# THE INPUT
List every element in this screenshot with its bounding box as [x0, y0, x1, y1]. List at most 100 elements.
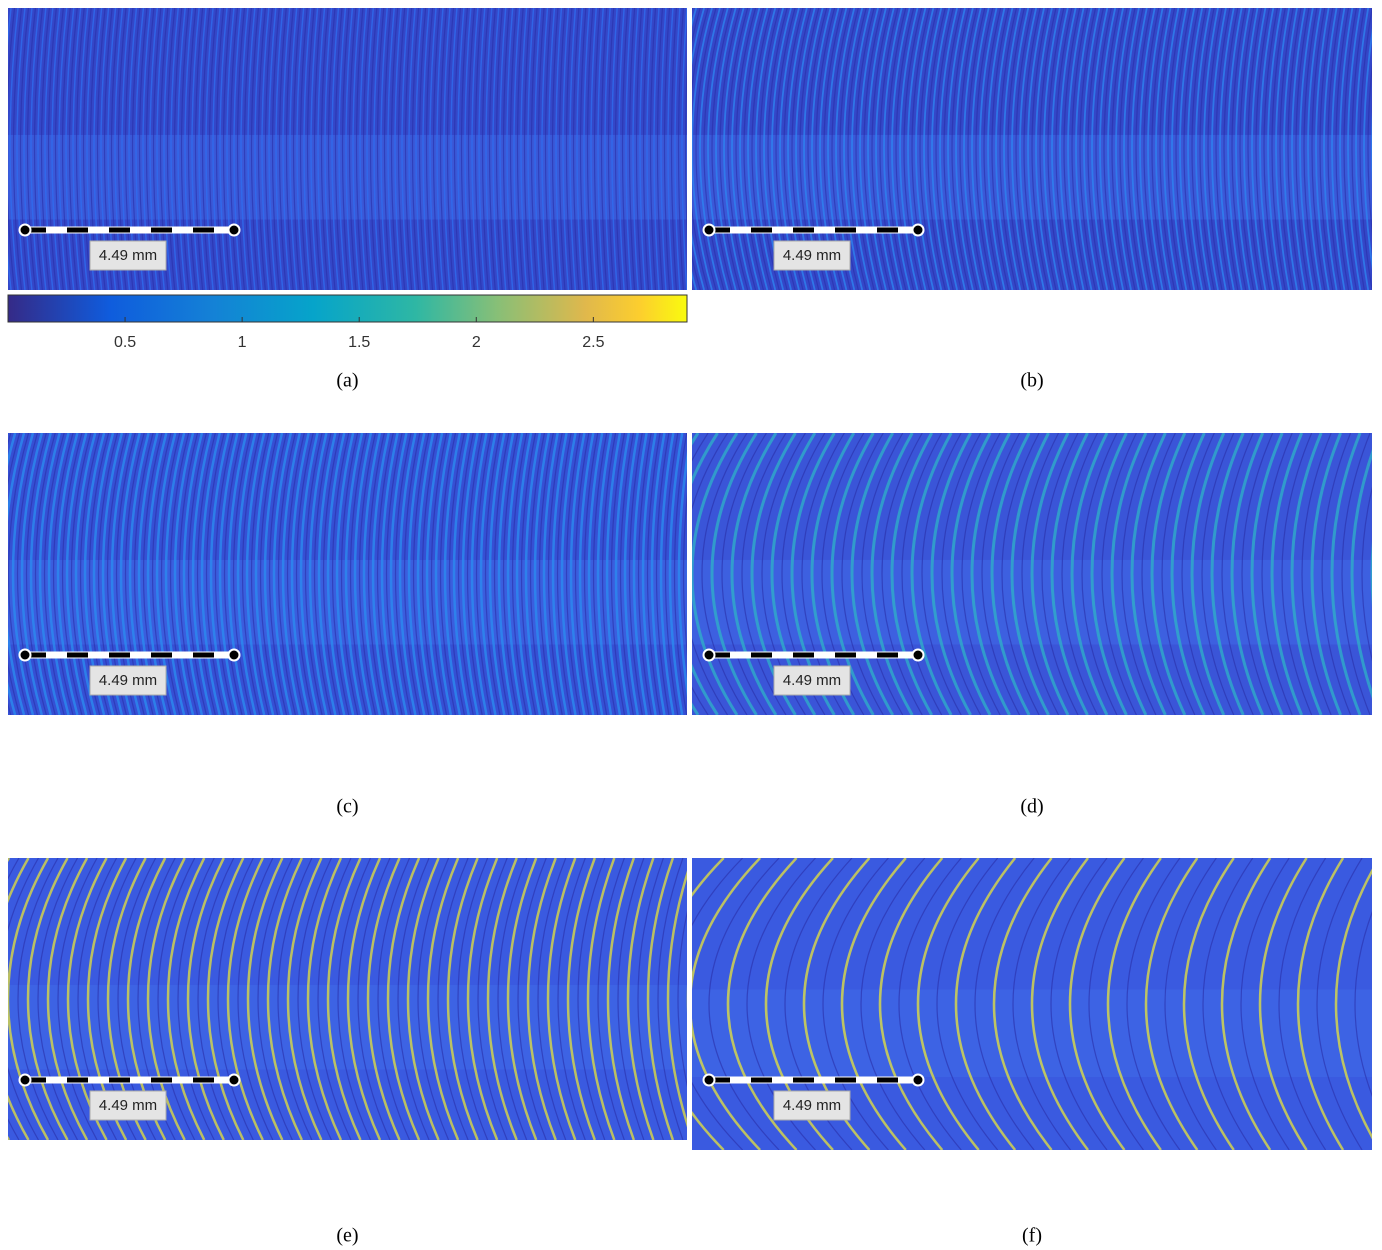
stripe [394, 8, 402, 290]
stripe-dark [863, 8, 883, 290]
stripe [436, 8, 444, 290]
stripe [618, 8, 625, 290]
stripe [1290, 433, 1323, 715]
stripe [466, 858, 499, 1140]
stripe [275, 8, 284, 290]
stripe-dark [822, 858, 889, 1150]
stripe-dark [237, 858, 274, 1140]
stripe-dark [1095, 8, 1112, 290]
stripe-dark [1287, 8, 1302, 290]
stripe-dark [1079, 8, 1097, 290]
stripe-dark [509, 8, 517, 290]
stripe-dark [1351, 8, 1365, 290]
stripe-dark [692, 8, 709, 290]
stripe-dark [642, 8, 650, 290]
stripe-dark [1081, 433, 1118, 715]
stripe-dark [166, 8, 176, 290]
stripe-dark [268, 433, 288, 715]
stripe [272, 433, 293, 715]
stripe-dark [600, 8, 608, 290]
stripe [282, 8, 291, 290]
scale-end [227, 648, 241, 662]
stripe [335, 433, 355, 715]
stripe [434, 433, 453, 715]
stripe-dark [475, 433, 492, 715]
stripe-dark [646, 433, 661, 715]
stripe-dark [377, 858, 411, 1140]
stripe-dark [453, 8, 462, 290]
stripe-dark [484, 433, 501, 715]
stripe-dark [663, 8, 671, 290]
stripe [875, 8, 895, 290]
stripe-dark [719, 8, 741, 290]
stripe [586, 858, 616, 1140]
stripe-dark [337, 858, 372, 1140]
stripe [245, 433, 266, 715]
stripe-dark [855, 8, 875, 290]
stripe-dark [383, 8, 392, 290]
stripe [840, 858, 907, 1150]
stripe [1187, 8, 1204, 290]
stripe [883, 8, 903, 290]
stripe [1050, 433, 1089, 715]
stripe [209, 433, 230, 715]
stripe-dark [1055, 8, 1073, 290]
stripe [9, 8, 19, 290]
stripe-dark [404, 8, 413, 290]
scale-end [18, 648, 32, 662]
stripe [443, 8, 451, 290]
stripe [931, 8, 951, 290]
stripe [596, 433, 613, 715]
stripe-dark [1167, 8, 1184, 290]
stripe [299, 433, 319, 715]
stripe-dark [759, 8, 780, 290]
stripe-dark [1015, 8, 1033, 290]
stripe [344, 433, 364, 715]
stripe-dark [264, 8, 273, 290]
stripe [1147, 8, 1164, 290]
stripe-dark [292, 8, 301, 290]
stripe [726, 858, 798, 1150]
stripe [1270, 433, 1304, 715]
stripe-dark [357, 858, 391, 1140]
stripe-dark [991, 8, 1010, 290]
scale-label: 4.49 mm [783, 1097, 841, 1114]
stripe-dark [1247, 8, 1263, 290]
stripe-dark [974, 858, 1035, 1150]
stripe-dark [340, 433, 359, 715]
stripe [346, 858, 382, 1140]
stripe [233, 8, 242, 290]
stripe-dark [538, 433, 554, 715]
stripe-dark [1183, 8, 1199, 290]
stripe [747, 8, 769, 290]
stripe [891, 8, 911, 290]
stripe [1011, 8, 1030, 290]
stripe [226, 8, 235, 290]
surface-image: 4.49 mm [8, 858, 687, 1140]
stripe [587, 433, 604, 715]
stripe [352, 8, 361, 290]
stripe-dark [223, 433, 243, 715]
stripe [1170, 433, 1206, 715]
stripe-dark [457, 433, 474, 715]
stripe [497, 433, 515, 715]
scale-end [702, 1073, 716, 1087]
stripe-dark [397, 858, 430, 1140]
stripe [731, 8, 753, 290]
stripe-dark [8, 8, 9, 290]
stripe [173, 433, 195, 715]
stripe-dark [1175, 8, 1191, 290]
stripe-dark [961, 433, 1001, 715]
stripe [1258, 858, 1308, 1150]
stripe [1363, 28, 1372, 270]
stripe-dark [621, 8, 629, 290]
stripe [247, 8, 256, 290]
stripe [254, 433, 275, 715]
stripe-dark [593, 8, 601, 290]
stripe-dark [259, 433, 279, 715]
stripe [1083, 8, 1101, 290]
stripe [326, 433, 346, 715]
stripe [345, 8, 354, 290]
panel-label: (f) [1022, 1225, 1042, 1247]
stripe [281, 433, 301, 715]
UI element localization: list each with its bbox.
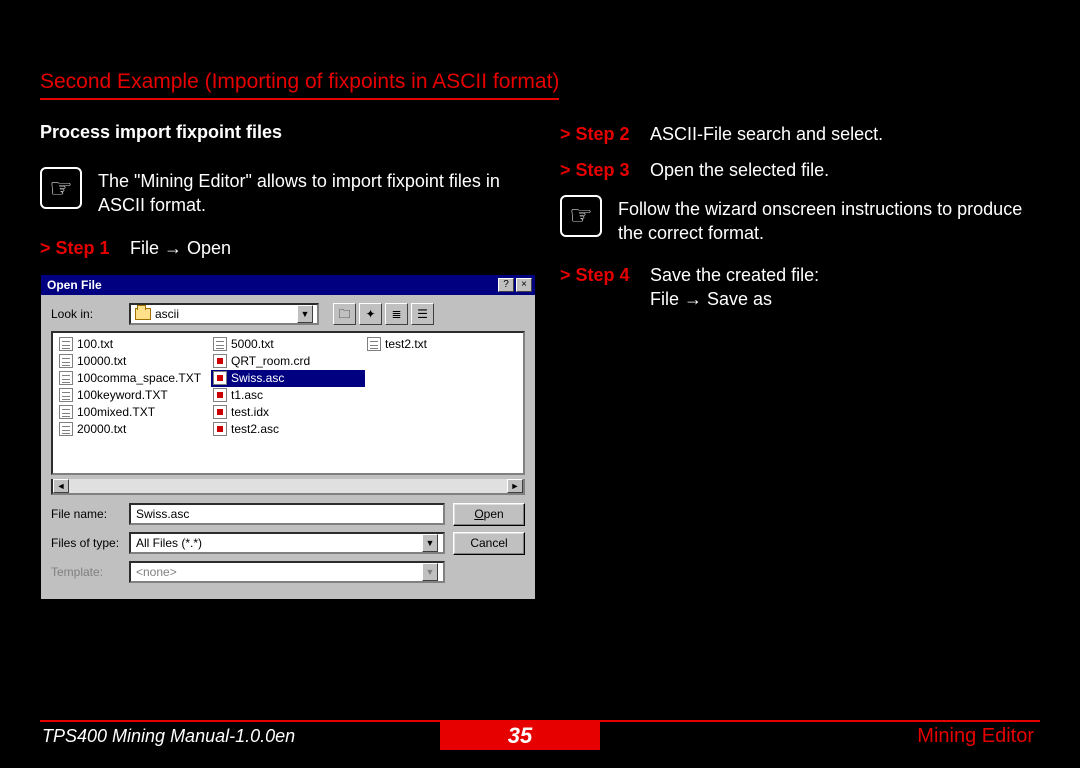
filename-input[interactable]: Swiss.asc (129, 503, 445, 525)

# PROMPT
Rewrite all of the material above, changing every "screenshot" to "screen capture" and leaving everything else as it stands. Leave the pictures out of your answer.

# EXERCISE RESPONSE
List every element in this screen capture with its bounding box as [x0, y0, x1, y1]. List at most 100 elements.
stripe [394, 8, 402, 290]
stripe-dark [863, 8, 883, 290]
stripe [436, 8, 444, 290]
stripe [618, 8, 625, 290]
stripe [1290, 433, 1323, 715]
stripe [466, 858, 499, 1140]
stripe [275, 8, 284, 290]
stripe-dark [822, 858, 889, 1150]
stripe-dark [237, 858, 274, 1140]
stripe-dark [1095, 8, 1112, 290]
stripe-dark [1287, 8, 1302, 290]
stripe-dark [1079, 8, 1097, 290]
stripe-dark [509, 8, 517, 290]
stripe-dark [1351, 8, 1365, 290]
stripe-dark [692, 8, 709, 290]
stripe-dark [642, 8, 650, 290]
stripe-dark [1081, 433, 1118, 715]
stripe-dark [166, 8, 176, 290]
stripe-dark [268, 433, 288, 715]
stripe [272, 433, 293, 715]
stripe-dark [600, 8, 608, 290]
stripe [282, 8, 291, 290]
scale-end [227, 648, 241, 662]
stripe [335, 433, 355, 715]
stripe [434, 433, 453, 715]
stripe-dark [475, 433, 492, 715]
stripe-dark [646, 433, 661, 715]
stripe-dark [377, 858, 411, 1140]
stripe-dark [453, 8, 462, 290]
stripe-dark [484, 433, 501, 715]
stripe-dark [663, 8, 671, 290]
stripe [875, 8, 895, 290]
stripe-dark [719, 8, 741, 290]
stripe [586, 858, 616, 1140]
stripe-dark [337, 858, 372, 1140]
stripe [245, 433, 266, 715]
stripe-dark [855, 8, 875, 290]
stripe-dark [383, 8, 392, 290]
stripe [840, 858, 907, 1150]
stripe [1187, 8, 1204, 290]
stripe [883, 8, 903, 290]
stripe [1050, 433, 1089, 715]
stripe [209, 433, 230, 715]
stripe-dark [1055, 8, 1073, 290]
stripe [9, 8, 19, 290]
stripe-dark [404, 8, 413, 290]
scale-end [18, 648, 32, 662]
stripe [443, 8, 451, 290]
stripe [931, 8, 951, 290]
stripe [596, 433, 613, 715]
stripe-dark [1167, 8, 1184, 290]
stripe [299, 433, 319, 715]
stripe-dark [759, 8, 780, 290]
stripe-dark [1015, 8, 1033, 290]
stripe [344, 433, 364, 715]
stripe-dark [264, 8, 273, 290]
stripe [1147, 8, 1164, 290]
stripe-dark [292, 8, 301, 290]
stripe [726, 858, 798, 1150]
stripe [1270, 433, 1304, 715]
stripe-dark [357, 858, 391, 1140]
stripe-dark [991, 8, 1010, 290]
scale-label: 4.49 mm [783, 1097, 841, 1114]
stripe-dark [1247, 8, 1263, 290]
stripe-dark [974, 858, 1035, 1150]
stripe-dark [340, 433, 359, 715]
stripe [346, 858, 382, 1140]
stripe [233, 8, 242, 290]
stripe-dark [538, 433, 554, 715]
stripe-dark [1183, 8, 1199, 290]
stripe [747, 8, 769, 290]
stripe [891, 8, 911, 290]
stripe [1011, 8, 1030, 290]
stripe [226, 8, 235, 290]
surface-image: 4.49 mm [8, 858, 687, 1140]
stripe [587, 433, 604, 715]
stripe [352, 8, 361, 290]
stripe-dark [223, 433, 243, 715]
stripe [1170, 433, 1206, 715]
stripe-dark [457, 433, 474, 715]
stripe [497, 433, 515, 715]
scale-end [702, 1073, 716, 1087]
stripe-dark [397, 858, 430, 1140]
stripe [731, 8, 753, 290]
stripe-dark [8, 8, 9, 290]
stripe [173, 433, 195, 715]
stripe-dark [1175, 8, 1191, 290]
stripe-dark [961, 433, 1001, 715]
stripe [1258, 858, 1308, 1150]
stripe [1363, 28, 1372, 270]
stripe-dark [621, 8, 629, 290]
stripe [247, 8, 256, 290]
stripe [254, 433, 275, 715]
stripe-dark [593, 8, 601, 290]
stripe-dark [259, 433, 279, 715]
stripe [1083, 8, 1101, 290]
stripe [326, 433, 346, 715]
stripe [345, 8, 354, 290]
panel-label: (f) [1022, 1225, 1042, 1247]
stripe [281, 433, 301, 715]
UI element localization: list each with its bbox.
filename-input[interactable]: Swiss.asc (129, 503, 445, 525)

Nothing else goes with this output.